• TASK INSTRUCTIONS
Extract every line below that contains the word "dipole".

• INFORMATION GIVEN
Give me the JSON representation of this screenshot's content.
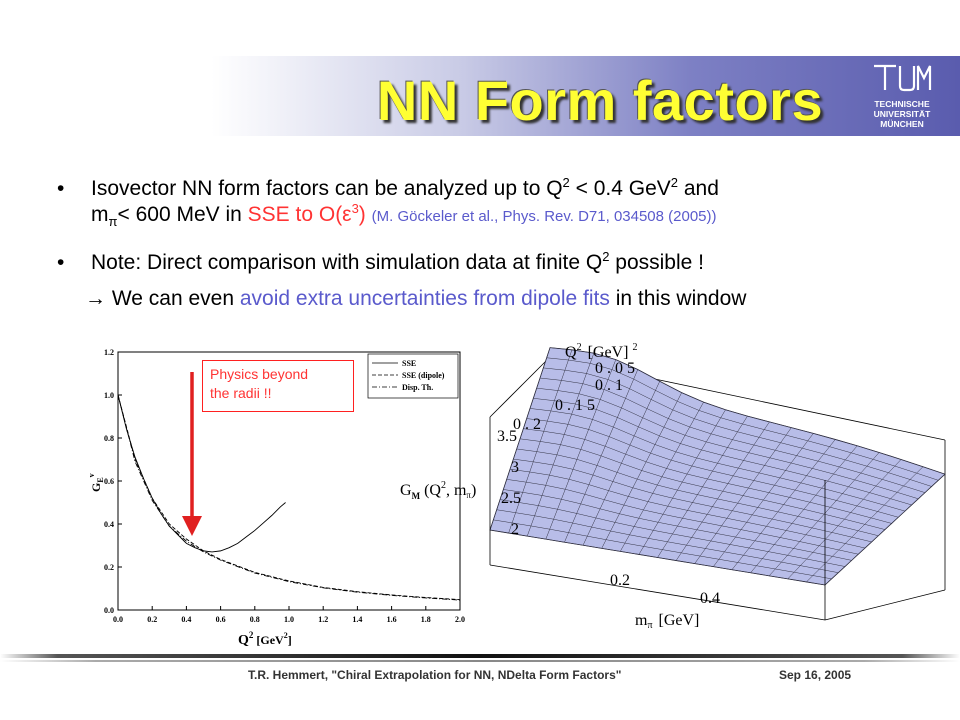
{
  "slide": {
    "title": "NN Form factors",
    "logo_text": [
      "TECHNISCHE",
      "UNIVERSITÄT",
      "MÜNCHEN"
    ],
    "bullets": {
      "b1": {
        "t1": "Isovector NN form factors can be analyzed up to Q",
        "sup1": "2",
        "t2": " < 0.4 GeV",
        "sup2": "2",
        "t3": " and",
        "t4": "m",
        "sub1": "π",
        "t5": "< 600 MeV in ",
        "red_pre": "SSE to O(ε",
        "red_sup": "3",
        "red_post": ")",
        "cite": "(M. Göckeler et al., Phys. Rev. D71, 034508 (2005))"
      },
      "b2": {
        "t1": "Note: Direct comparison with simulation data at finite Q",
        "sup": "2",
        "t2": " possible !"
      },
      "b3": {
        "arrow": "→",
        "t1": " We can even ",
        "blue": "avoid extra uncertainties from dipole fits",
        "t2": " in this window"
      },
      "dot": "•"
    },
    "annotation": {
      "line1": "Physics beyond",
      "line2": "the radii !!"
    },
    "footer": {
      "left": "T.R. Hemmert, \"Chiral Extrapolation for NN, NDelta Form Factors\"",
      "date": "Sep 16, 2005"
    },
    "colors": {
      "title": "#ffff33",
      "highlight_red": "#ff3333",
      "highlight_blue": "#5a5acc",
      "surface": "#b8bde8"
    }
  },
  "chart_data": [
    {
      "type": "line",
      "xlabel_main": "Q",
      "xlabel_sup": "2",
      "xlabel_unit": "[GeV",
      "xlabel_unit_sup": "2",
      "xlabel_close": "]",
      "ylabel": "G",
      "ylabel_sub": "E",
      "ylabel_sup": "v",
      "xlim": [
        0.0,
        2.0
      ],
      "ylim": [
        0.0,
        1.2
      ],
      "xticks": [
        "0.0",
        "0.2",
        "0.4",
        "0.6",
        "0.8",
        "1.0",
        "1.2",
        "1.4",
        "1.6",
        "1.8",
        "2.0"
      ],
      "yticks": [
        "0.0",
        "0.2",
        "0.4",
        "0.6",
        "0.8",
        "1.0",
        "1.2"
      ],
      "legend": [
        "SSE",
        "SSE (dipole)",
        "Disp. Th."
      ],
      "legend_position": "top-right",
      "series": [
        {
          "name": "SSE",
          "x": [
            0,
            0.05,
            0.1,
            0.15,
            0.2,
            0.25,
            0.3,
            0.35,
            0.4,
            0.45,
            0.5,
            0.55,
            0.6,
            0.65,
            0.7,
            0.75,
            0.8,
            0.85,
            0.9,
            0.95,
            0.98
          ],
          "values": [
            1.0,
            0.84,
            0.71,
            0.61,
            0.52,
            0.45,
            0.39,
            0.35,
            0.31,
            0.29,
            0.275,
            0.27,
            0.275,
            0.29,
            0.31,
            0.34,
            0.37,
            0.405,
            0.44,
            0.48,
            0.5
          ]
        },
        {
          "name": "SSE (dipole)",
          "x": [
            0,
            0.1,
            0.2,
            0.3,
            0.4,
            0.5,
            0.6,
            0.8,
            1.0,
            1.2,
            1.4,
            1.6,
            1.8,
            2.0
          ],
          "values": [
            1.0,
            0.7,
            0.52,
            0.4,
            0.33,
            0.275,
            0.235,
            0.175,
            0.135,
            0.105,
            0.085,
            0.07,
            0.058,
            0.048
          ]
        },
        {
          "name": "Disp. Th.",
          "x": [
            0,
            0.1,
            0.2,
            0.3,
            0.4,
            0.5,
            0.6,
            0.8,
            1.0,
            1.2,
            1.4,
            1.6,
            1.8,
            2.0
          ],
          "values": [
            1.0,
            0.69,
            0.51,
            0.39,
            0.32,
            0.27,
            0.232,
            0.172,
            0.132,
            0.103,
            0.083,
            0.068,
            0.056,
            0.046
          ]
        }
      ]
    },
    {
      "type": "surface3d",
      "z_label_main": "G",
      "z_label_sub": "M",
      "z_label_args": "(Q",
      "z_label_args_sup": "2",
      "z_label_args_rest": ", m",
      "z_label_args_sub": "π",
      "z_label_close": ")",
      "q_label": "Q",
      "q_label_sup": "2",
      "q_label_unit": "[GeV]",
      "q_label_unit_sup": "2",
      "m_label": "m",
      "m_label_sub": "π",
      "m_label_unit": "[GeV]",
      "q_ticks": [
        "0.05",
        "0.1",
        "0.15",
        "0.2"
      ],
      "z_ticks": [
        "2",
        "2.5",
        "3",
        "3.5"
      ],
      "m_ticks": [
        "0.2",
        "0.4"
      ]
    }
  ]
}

• ANSWER TO THIS EXERCISE
        "blue": "avoid extra uncertainties from dipole fits",
        "SSE (dipole)",
          "name": "SSE (dipole)",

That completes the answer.